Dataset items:
|---|

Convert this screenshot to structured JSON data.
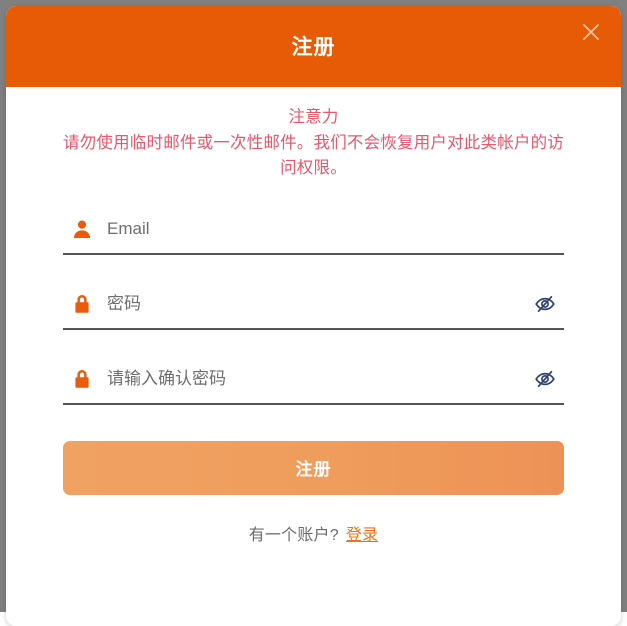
{
  "dialog": {
    "title": "注册",
    "close_label": "×",
    "accent_color": "#e85b06",
    "warning_color": "#e8576b",
    "link_color": "#e8751a"
  },
  "warning": {
    "heading": "注意力",
    "message": "请勿使用临时邮件或一次性邮件。我们不会恢复用户对此类帐户的访问权限。"
  },
  "form": {
    "email": {
      "placeholder": "Email",
      "value": "",
      "icon": "user-icon"
    },
    "password": {
      "placeholder": "密码",
      "value": "",
      "icon": "lock-icon",
      "toggle_icon": "eye-slash-icon"
    },
    "confirm_password": {
      "placeholder": "请输入确认密码",
      "value": "",
      "icon": "lock-icon",
      "toggle_icon": "eye-slash-icon"
    },
    "submit_label": "注册"
  },
  "footer": {
    "prompt": "有一个账户?",
    "link_label": "登录"
  }
}
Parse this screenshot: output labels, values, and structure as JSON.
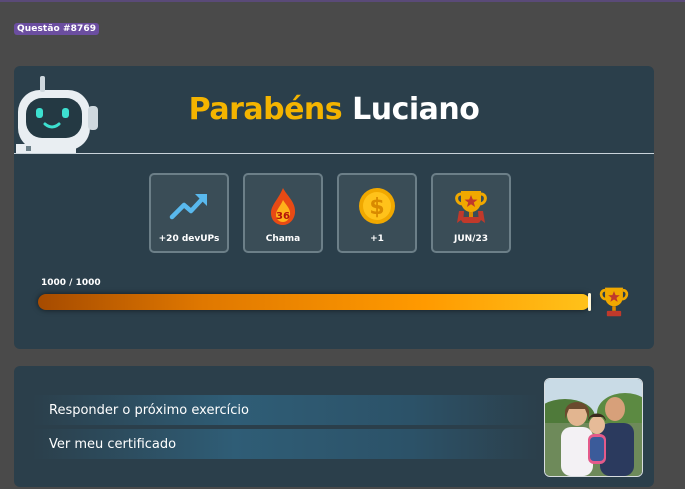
{
  "question_badge": "Questão #8769",
  "title": {
    "greeting": "Parabéns",
    "name": "Luciano"
  },
  "stats": [
    {
      "icon": "trending-up-icon",
      "label": "+20 devUPs"
    },
    {
      "icon": "flame-icon",
      "badge": "36",
      "label": "Chama"
    },
    {
      "icon": "coin-icon",
      "label": "+1"
    },
    {
      "icon": "trophy-icon",
      "label": "JUN/23"
    }
  ],
  "progress": {
    "text": "1000 / 1000",
    "value": 1000,
    "max": 1000,
    "fraction": 1.0
  },
  "actions": {
    "next_exercise": "Responder o próximo exercício",
    "certificate": "Ver meu certificado"
  },
  "colors": {
    "accent": "#f4b400",
    "card": "#2b3f4b",
    "background": "#4a4a4a",
    "badge": "#6b4ea0"
  }
}
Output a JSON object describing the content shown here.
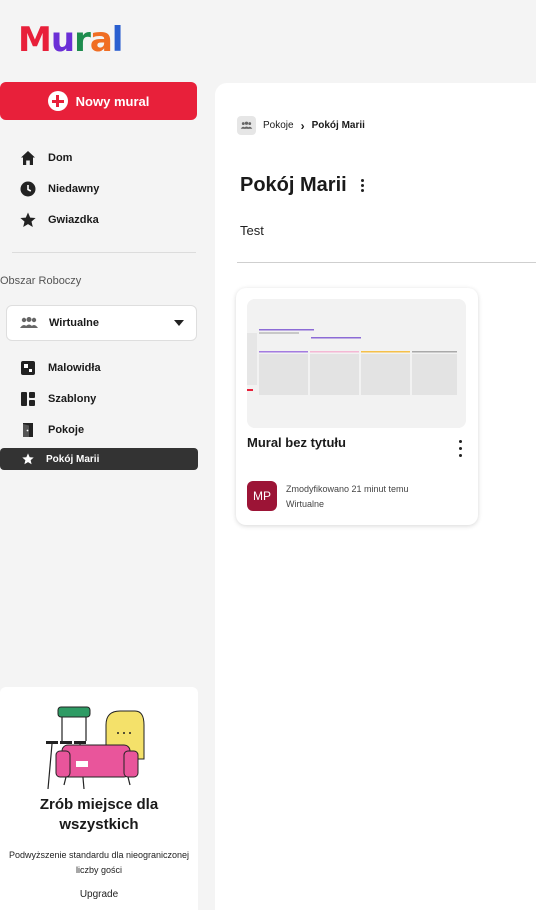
{
  "app": {
    "logo": [
      "M",
      "u",
      "r",
      "a",
      "l"
    ],
    "logo_colors": [
      "#e8203a",
      "#6b2fd6",
      "#1e8c4e",
      "#f06e24",
      "#2a5fd0"
    ]
  },
  "sidebar": {
    "new_mural_label": "Nowy mural",
    "nav": [
      {
        "label": "Dom",
        "icon": "home-icon"
      },
      {
        "label": "Niedawny",
        "icon": "clock-icon"
      },
      {
        "label": "Gwiazdka",
        "icon": "star-icon"
      }
    ],
    "workspace_section_label": "Obszar Roboczy",
    "workspace_name": "Wirtualne",
    "workspace_nav": [
      {
        "label": "Malowidła",
        "icon": "mural-icon"
      },
      {
        "label": "Szablony",
        "icon": "templates-icon"
      },
      {
        "label": "Pokoje",
        "icon": "door-icon"
      },
      {
        "label": "Pokój Marii",
        "icon": "star-icon",
        "active": true
      }
    ],
    "promo": {
      "title": "Zrób miejsce dla wszystkich",
      "text": "Podwyższenie standardu dla nieograniczonej liczby gości",
      "link": "Upgrade"
    }
  },
  "main": {
    "breadcrumb": {
      "parent": "Pokoje",
      "current": "Pokój Marii"
    },
    "title": "Pokój Marii",
    "description": "Test",
    "cards": [
      {
        "title": "Mural bez tytułu",
        "avatar": "MP",
        "modified": "Zmodyfikowano 21 minut temu",
        "workspace": "Wirtualne"
      }
    ]
  },
  "colors": {
    "accent": "#e8203a",
    "avatar": "#9c1436",
    "active_item": "#333333"
  }
}
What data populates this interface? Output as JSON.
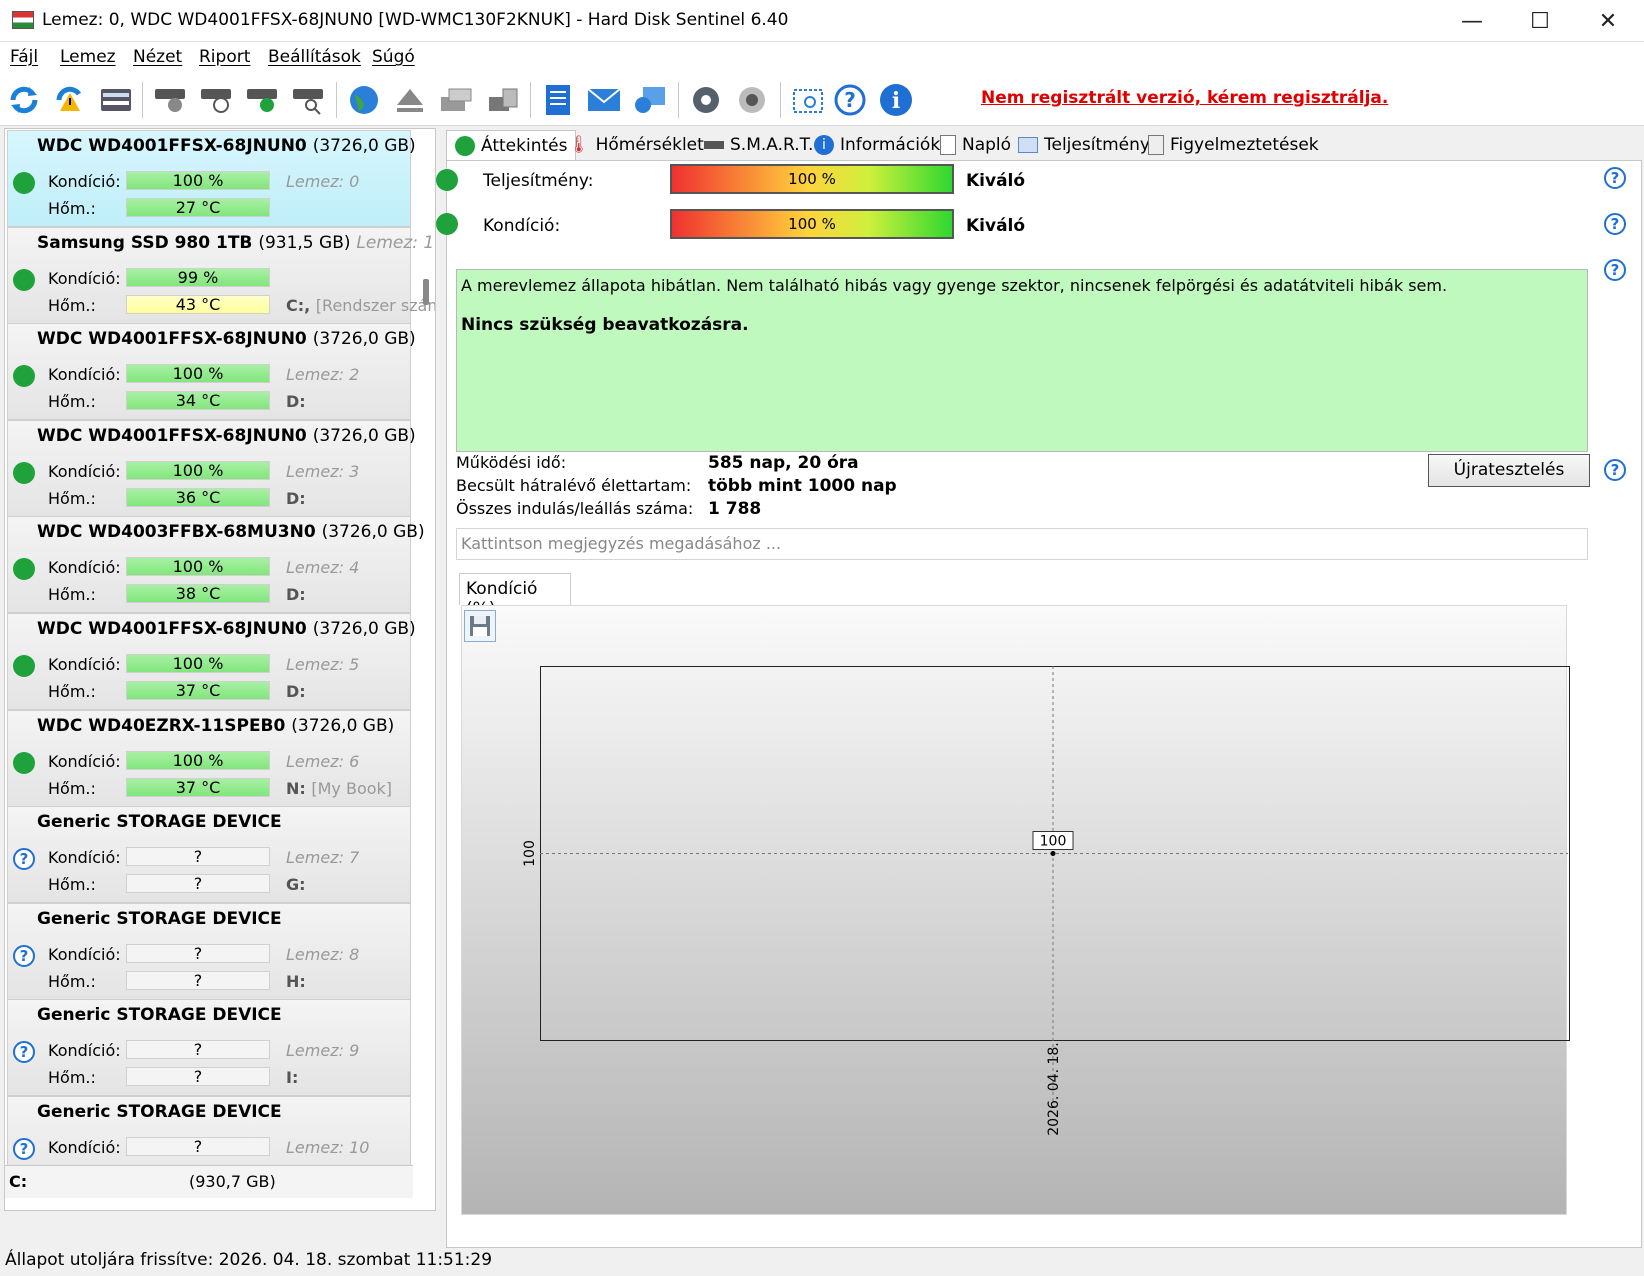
{
  "window": {
    "title": "Lemez: 0, WDC WD4001FFSX-68JNUN0 [WD-WMC130F2KNUK]  -  Hard Disk Sentinel 6.40",
    "minimize": "—",
    "maximize": "☐",
    "close": "✕"
  },
  "menu": [
    "Fájl",
    "Lemez",
    "Nézet",
    "Riport",
    "Beállítások",
    "Súgó"
  ],
  "toolbar": {
    "registration_notice": "Nem regisztrált verzió, kérem regisztrálja."
  },
  "disks": [
    {
      "name": "WDC WD4001FFSX-68JNUN0",
      "size": "(3726,0 GB)",
      "condition": "100 %",
      "temp": "27 °C",
      "disk_label": "Lemez: 0",
      "drive": "",
      "status": "ok",
      "temp_color": "green",
      "selected": true
    },
    {
      "name": "Samsung SSD 980 1TB",
      "size": "(931,5 GB)",
      "disk_label": "Lemez: 1",
      "condition": "99 %",
      "temp": "43 °C",
      "drive": "C:,",
      "drive2": "[Rendszer számá",
      "status": "ok",
      "temp_color": "yellow"
    },
    {
      "name": "WDC WD4001FFSX-68JNUN0",
      "size": "(3726,0 GB)",
      "condition": "100 %",
      "temp": "34 °C",
      "disk_label": "Lemez: 2",
      "drive": "D:",
      "status": "ok",
      "temp_color": "green"
    },
    {
      "name": "WDC WD4001FFSX-68JNUN0",
      "size": "(3726,0 GB)",
      "condition": "100 %",
      "temp": "36 °C",
      "disk_label": "Lemez: 3",
      "drive": "D:",
      "status": "ok",
      "temp_color": "green"
    },
    {
      "name": "WDC WD4003FFBX-68MU3N0",
      "size": "(3726,0 GB)",
      "condition": "100 %",
      "temp": "38 °C",
      "disk_label": "Lemez: 4",
      "drive": "D:",
      "status": "ok",
      "temp_color": "green"
    },
    {
      "name": "WDC WD4001FFSX-68JNUN0",
      "size": "(3726,0 GB)",
      "condition": "100 %",
      "temp": "37 °C",
      "disk_label": "Lemez: 5",
      "drive": "D:",
      "status": "ok",
      "temp_color": "green"
    },
    {
      "name": "WDC WD40EZRX-11SPEB0",
      "size": "(3726,0 GB)",
      "condition": "100 %",
      "temp": "37 °C",
      "disk_label": "Lemez: 6",
      "drive": "N:",
      "drive2": "[My Book]",
      "status": "ok",
      "temp_color": "green"
    },
    {
      "name": "Generic STORAGE DEVICE",
      "size": "",
      "condition": "?",
      "temp": "?",
      "disk_label": "Lemez: 7",
      "drive": "G:",
      "status": "unknown",
      "temp_color": "empty"
    },
    {
      "name": "Generic STORAGE DEVICE",
      "size": "",
      "condition": "?",
      "temp": "?",
      "disk_label": "Lemez: 8",
      "drive": "H:",
      "status": "unknown",
      "temp_color": "empty"
    },
    {
      "name": "Generic STORAGE DEVICE",
      "size": "",
      "condition": "?",
      "temp": "?",
      "disk_label": "Lemez: 9",
      "drive": "I:",
      "status": "unknown",
      "temp_color": "empty"
    },
    {
      "name": "Generic STORAGE DEVICE",
      "size": "",
      "condition": "?",
      "temp": "",
      "disk_label": "Lemez: 10",
      "drive": "",
      "status": "unknown",
      "temp_color": "empty"
    }
  ],
  "labels": {
    "condition": "Kondíció:",
    "temp": "Hőm.:"
  },
  "partition": {
    "drive": "C:",
    "size": "(930,7 GB)"
  },
  "tabs": [
    "Áttekintés",
    "Hőmérséklet",
    "S.M.A.R.T.",
    "Információk",
    "Napló",
    "Teljesítmény",
    "Figyelmeztetések"
  ],
  "overview": {
    "performance_label": "Teljesítmény:",
    "performance_value": "100 %",
    "performance_level": 100,
    "performance_rating": "Kiváló",
    "condition_label": "Kondíció:",
    "condition_value": "100 %",
    "condition_level": 100,
    "condition_rating": "Kiváló",
    "message": "A merevlemez állapota hibátlan. Nem található hibás vagy gyenge szektor, nincsenek felpörgési és adatátviteli hibák sem.",
    "message_action": "Nincs szükség beavatkozásra.",
    "stats": [
      {
        "label": "Működési idő:",
        "value": "585 nap, 20 óra"
      },
      {
        "label": "Becsült hátralévő élettartam:",
        "value": "több mint 1000 nap"
      },
      {
        "label": "Összes indulás/leállás száma:",
        "value": "1 788"
      }
    ],
    "retest_button": "Újratesztelés",
    "note_placeholder": "Kattintson megjegyzés megadásához ..."
  },
  "chart_tab": "Kondíció  (%)",
  "chart_data": {
    "type": "line",
    "title": "",
    "x": [
      "2026. 04. 18."
    ],
    "series": [
      {
        "values": [
          100
        ]
      }
    ],
    "y_tick": "100",
    "point_label": "100",
    "grid": true
  },
  "statusbar": "Állapot utoljára frissítve: 2026. 04. 18. szombat 11:51:29"
}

|---|

◆ **DIRECTIONS**
Each line containing "Teljesítmény" counts once; state the total number of such lines and nothing else.

◆ **ANSWER TO THIS EXERCISE**
2